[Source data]
** start **
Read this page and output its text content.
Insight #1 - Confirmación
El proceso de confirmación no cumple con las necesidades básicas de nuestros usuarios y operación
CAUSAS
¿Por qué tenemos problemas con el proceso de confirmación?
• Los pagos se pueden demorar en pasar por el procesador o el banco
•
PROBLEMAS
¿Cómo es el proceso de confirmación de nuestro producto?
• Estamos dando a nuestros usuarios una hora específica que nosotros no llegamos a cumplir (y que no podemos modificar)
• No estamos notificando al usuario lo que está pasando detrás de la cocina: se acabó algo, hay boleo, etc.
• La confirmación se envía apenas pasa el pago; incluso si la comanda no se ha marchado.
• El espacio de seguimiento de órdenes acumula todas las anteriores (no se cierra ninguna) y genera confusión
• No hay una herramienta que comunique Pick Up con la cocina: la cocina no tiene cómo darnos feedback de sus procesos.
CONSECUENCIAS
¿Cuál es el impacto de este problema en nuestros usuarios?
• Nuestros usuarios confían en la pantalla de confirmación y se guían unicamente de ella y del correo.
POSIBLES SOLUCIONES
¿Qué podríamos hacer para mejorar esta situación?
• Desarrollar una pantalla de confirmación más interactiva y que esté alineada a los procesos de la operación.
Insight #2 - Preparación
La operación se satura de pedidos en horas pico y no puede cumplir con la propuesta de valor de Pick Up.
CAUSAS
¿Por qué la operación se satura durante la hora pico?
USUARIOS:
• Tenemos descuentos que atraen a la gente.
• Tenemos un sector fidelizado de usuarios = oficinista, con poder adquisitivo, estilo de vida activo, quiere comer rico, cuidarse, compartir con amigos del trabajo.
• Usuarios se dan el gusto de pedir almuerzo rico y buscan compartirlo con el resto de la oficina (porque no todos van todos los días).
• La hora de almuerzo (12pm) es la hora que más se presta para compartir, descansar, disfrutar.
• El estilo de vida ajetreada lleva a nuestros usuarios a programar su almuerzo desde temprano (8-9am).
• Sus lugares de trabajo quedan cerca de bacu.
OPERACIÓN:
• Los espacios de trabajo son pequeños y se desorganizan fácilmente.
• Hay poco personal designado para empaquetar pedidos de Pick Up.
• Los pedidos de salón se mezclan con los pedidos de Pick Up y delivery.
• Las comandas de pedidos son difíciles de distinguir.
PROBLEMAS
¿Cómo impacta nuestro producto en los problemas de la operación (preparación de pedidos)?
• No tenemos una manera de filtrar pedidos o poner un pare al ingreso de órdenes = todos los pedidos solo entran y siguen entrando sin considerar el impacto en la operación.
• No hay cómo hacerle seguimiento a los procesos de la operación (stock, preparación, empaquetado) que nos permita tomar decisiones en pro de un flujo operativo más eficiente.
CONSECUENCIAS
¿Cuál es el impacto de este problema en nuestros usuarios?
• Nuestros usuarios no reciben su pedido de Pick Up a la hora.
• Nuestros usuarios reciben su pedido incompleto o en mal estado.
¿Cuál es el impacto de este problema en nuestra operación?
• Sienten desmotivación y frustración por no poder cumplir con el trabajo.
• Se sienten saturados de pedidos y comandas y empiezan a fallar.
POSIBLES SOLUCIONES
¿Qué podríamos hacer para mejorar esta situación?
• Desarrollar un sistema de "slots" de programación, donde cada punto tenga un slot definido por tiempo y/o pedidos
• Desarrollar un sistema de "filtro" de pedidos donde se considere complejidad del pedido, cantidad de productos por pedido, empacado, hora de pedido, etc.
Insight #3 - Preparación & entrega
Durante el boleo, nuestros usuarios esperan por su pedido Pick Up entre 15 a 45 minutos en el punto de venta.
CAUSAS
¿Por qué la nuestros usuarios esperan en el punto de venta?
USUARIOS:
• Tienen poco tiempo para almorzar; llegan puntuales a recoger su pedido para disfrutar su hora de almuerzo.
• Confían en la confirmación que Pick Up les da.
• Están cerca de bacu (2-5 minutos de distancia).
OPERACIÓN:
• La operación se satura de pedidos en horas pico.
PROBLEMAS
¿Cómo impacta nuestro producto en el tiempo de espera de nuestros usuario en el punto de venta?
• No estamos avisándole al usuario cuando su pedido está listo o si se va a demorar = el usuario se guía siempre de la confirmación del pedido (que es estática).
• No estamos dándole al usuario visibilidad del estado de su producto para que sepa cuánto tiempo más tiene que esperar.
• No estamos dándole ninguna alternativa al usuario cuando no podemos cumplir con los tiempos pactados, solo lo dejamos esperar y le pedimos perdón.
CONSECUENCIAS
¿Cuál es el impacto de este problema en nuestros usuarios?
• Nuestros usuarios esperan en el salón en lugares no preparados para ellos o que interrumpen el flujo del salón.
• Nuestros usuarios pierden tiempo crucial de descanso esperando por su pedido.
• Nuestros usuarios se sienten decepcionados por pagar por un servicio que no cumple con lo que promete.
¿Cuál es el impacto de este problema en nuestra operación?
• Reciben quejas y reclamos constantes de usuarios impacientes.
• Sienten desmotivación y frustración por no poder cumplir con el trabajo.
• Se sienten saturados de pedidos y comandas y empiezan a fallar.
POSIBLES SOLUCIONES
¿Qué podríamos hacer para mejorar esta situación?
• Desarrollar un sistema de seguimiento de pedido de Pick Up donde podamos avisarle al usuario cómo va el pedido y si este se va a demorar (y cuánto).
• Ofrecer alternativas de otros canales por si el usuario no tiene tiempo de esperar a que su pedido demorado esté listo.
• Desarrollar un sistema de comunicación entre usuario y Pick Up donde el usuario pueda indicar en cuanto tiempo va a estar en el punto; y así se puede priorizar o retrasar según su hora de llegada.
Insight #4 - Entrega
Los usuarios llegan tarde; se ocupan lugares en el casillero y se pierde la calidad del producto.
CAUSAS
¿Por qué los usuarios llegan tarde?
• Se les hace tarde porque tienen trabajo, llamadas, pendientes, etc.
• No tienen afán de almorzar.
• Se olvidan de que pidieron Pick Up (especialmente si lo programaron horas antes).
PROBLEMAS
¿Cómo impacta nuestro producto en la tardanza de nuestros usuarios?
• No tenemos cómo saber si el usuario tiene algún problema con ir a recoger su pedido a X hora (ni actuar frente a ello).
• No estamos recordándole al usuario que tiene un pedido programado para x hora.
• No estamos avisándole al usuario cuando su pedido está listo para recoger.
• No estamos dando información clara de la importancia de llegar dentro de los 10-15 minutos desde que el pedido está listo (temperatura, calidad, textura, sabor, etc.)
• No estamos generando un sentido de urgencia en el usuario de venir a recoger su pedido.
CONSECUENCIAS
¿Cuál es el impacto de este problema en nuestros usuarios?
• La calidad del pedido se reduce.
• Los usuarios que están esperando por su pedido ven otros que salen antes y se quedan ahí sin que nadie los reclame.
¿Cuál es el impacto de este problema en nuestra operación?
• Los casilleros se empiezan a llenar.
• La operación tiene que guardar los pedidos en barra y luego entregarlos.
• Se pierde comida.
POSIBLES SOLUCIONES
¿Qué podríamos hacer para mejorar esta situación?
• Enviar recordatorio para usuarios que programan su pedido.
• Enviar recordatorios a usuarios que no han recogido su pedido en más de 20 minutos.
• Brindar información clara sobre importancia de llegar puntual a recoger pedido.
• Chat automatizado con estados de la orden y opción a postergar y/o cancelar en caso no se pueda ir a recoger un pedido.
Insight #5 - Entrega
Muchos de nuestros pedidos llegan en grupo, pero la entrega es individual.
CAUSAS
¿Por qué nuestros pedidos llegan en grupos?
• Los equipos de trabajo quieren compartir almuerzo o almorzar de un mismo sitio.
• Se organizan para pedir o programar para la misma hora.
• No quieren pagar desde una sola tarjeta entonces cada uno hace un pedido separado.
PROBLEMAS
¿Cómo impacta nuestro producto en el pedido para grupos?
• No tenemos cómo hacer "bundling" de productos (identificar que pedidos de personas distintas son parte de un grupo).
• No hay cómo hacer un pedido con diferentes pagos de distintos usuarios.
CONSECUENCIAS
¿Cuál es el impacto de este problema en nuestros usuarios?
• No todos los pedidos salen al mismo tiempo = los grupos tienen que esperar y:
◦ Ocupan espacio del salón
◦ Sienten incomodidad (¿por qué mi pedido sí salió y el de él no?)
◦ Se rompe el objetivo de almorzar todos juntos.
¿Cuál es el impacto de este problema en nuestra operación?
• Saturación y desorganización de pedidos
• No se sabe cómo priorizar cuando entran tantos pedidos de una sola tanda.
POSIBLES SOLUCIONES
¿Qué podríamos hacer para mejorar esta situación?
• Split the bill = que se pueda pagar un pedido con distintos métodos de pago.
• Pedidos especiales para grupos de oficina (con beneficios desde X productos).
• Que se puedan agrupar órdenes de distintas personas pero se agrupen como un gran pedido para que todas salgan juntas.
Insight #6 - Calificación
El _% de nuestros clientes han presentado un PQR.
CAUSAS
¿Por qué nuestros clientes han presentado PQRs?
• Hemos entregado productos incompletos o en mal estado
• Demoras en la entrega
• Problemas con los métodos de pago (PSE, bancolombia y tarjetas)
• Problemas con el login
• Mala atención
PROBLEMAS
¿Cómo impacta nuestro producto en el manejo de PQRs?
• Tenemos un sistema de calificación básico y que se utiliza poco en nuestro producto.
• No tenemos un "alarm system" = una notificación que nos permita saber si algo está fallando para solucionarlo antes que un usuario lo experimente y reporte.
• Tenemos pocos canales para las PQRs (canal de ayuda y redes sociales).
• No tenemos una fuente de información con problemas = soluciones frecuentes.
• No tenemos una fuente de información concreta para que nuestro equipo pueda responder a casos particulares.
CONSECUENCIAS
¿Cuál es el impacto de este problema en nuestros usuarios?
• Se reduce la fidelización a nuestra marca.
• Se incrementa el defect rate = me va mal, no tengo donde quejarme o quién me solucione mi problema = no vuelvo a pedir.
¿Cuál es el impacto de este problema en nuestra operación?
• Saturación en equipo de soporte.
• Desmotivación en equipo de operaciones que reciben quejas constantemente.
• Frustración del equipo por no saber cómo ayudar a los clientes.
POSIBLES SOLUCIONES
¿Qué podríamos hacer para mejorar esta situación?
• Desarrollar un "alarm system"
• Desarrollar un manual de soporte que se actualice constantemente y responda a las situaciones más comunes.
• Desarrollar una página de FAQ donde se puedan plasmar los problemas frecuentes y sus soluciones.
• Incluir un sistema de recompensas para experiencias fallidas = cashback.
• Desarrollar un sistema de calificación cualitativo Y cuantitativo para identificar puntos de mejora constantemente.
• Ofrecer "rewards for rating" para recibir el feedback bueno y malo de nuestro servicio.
** end **
### Requirements:
Collect every line above that contains the word "cuánto".

### Exercise response:
• No estamos dándole al usuario visibilidad del estado de su producto para que sepa cuánto tiempo más tiene que esperar.
• Desarrollar un sistema de seguimiento de pedido de Pick Up donde podamos avisarle al usuario cómo va el pedido y si este se va a demorar (y cuánto).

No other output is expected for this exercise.